* _INSTRUCTIONS TO FOLLOW_: Retype the stretch from the start of the records through the line that contains "avatar-initial: R: [1565, 23, 1576, 39]", keeping every character as it is, and include both ends.

# Start of GIVEN INFORMATION

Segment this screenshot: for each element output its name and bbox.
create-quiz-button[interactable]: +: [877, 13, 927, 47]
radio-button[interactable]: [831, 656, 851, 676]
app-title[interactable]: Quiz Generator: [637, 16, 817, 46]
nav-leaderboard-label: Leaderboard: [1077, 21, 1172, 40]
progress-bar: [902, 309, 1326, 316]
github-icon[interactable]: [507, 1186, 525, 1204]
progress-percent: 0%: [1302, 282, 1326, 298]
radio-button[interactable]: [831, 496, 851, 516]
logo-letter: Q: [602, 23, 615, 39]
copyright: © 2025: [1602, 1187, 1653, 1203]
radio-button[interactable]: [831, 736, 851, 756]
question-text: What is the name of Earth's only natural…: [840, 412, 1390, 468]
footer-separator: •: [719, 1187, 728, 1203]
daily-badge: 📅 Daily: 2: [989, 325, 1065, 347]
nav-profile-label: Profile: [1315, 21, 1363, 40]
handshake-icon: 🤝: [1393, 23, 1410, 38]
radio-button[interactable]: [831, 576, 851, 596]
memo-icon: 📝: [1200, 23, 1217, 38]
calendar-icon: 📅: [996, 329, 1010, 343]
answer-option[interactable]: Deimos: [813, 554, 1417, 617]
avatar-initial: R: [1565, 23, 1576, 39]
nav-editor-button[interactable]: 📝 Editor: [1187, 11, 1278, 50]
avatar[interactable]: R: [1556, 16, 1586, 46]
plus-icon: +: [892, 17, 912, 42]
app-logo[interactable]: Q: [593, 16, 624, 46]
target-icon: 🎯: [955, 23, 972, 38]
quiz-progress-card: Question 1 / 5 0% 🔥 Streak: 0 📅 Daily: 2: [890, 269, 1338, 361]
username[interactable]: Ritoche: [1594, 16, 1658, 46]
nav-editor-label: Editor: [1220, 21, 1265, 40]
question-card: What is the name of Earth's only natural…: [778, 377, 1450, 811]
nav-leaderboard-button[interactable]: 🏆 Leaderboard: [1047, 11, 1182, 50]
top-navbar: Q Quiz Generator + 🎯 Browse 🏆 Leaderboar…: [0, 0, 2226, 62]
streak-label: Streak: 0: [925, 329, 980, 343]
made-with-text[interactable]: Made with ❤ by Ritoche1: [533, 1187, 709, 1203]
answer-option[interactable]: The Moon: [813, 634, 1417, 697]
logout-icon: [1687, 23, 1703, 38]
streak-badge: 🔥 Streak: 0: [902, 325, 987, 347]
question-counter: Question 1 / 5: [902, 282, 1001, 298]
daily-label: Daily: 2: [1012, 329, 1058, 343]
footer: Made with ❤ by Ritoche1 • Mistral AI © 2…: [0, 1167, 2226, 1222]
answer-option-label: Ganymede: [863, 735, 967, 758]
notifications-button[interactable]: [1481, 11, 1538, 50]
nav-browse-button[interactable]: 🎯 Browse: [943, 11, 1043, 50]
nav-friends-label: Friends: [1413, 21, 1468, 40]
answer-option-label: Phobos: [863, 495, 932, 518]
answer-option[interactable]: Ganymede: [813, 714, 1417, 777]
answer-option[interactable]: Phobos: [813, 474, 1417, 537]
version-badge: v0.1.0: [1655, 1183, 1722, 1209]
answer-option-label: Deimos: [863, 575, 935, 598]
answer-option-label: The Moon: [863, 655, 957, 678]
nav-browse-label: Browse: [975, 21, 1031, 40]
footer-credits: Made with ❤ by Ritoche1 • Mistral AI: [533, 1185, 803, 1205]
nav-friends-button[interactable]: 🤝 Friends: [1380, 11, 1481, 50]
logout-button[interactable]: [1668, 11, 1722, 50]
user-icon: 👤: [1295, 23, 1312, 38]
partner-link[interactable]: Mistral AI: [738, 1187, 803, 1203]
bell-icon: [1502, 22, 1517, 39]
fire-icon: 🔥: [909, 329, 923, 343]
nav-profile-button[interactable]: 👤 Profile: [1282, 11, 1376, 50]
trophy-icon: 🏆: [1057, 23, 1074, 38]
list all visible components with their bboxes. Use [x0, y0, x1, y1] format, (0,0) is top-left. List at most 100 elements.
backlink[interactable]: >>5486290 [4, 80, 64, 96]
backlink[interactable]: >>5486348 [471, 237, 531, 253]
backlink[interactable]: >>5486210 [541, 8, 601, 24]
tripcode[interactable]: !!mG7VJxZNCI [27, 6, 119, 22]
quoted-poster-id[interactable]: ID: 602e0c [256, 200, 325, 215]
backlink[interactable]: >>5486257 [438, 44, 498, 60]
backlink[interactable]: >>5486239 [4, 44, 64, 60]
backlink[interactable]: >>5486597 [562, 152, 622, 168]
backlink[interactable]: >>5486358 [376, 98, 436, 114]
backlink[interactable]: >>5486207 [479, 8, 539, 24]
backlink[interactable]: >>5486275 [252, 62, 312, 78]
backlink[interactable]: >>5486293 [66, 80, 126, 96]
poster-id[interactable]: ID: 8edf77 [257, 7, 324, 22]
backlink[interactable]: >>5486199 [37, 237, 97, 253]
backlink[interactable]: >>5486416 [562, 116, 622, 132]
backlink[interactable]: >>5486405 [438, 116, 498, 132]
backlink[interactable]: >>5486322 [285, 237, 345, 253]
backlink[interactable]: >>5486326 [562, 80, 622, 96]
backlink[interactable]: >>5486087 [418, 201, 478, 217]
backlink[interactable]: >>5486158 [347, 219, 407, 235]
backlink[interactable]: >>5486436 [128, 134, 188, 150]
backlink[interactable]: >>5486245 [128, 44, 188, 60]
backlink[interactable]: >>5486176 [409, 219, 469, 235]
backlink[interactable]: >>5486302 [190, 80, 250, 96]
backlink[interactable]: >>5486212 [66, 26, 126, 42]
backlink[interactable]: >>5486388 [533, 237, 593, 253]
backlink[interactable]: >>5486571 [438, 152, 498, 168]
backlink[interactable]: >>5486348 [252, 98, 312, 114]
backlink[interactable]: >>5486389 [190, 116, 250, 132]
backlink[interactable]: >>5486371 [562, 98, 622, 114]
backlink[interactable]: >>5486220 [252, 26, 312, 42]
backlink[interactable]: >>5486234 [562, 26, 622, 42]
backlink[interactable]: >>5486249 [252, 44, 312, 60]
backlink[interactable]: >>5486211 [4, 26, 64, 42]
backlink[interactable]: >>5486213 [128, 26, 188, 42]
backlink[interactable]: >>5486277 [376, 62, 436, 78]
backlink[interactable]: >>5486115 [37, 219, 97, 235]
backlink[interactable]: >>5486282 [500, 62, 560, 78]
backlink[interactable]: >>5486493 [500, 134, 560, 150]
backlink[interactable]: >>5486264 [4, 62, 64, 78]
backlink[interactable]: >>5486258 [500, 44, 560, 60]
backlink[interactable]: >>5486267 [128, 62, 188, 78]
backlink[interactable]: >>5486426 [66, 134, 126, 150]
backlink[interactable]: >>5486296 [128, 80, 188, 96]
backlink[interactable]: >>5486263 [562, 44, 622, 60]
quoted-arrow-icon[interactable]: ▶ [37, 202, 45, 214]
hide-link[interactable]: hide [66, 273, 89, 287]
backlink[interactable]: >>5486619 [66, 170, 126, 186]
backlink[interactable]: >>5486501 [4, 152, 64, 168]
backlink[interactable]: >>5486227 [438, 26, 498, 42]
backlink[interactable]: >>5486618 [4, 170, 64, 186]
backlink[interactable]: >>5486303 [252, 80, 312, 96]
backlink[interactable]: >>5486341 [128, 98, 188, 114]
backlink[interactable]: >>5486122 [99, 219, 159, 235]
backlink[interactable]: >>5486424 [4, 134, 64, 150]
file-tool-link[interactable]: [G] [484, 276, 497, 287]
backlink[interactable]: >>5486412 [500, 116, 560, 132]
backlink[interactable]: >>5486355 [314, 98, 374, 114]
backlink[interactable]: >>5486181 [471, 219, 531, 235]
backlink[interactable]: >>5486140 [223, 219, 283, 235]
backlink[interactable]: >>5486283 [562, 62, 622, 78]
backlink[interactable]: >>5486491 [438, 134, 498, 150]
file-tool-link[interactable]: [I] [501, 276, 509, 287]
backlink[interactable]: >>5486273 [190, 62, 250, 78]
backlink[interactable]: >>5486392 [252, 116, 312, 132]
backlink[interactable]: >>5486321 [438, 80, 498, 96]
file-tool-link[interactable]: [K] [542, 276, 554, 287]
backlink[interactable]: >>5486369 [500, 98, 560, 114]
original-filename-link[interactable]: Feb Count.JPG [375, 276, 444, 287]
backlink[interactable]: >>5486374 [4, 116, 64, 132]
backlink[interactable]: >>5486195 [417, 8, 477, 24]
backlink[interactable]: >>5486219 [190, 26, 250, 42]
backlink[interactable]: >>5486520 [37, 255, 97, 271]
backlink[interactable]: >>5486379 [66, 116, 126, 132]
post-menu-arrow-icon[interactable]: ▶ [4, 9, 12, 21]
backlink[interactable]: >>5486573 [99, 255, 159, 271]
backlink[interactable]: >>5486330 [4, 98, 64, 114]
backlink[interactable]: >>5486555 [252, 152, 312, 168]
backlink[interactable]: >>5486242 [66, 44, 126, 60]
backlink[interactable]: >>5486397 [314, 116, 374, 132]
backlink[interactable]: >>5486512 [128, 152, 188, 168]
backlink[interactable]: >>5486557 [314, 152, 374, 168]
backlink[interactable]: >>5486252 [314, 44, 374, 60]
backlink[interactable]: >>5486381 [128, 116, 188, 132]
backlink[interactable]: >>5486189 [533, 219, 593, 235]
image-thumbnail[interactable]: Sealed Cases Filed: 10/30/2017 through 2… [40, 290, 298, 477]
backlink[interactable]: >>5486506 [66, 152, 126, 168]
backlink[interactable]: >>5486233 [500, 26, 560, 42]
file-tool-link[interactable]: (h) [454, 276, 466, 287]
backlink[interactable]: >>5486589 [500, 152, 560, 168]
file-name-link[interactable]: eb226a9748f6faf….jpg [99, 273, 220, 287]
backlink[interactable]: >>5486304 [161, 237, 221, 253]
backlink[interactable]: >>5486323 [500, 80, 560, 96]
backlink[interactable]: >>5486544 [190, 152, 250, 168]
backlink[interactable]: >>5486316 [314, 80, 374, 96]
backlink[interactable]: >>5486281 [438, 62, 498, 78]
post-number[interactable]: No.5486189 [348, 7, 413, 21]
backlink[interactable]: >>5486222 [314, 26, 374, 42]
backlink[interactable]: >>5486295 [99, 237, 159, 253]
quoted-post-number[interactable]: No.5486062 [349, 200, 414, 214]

# End of GIVEN INFORMATION

* _TASK RESPONSE_:
Segment this screenshot: for each element output its name and bbox.
create-quiz-button[interactable]: +: [877, 13, 927, 47]
radio-button[interactable]: [831, 656, 851, 676]
app-title[interactable]: Quiz Generator: [637, 16, 817, 46]
nav-leaderboard-label: Leaderboard: [1077, 21, 1172, 40]
progress-bar: [902, 309, 1326, 316]
github-icon[interactable]: [507, 1186, 525, 1204]
progress-percent: 0%: [1302, 282, 1326, 298]
radio-button[interactable]: [831, 496, 851, 516]
logo-letter: Q: [602, 23, 615, 39]
copyright: © 2025: [1602, 1187, 1653, 1203]
radio-button[interactable]: [831, 736, 851, 756]
question-text: What is the name of Earth's only natural…: [840, 412, 1390, 468]
footer-separator: •: [719, 1187, 728, 1203]
daily-badge: 📅 Daily: 2: [989, 325, 1065, 347]
nav-profile-label: Profile: [1315, 21, 1363, 40]
handshake-icon: 🤝: [1393, 23, 1410, 38]
radio-button[interactable]: [831, 576, 851, 596]
memo-icon: 📝: [1200, 23, 1217, 38]
calendar-icon: 📅: [996, 329, 1010, 343]
answer-option[interactable]: Deimos: [813, 554, 1417, 617]
avatar-initial: R: [1565, 23, 1576, 39]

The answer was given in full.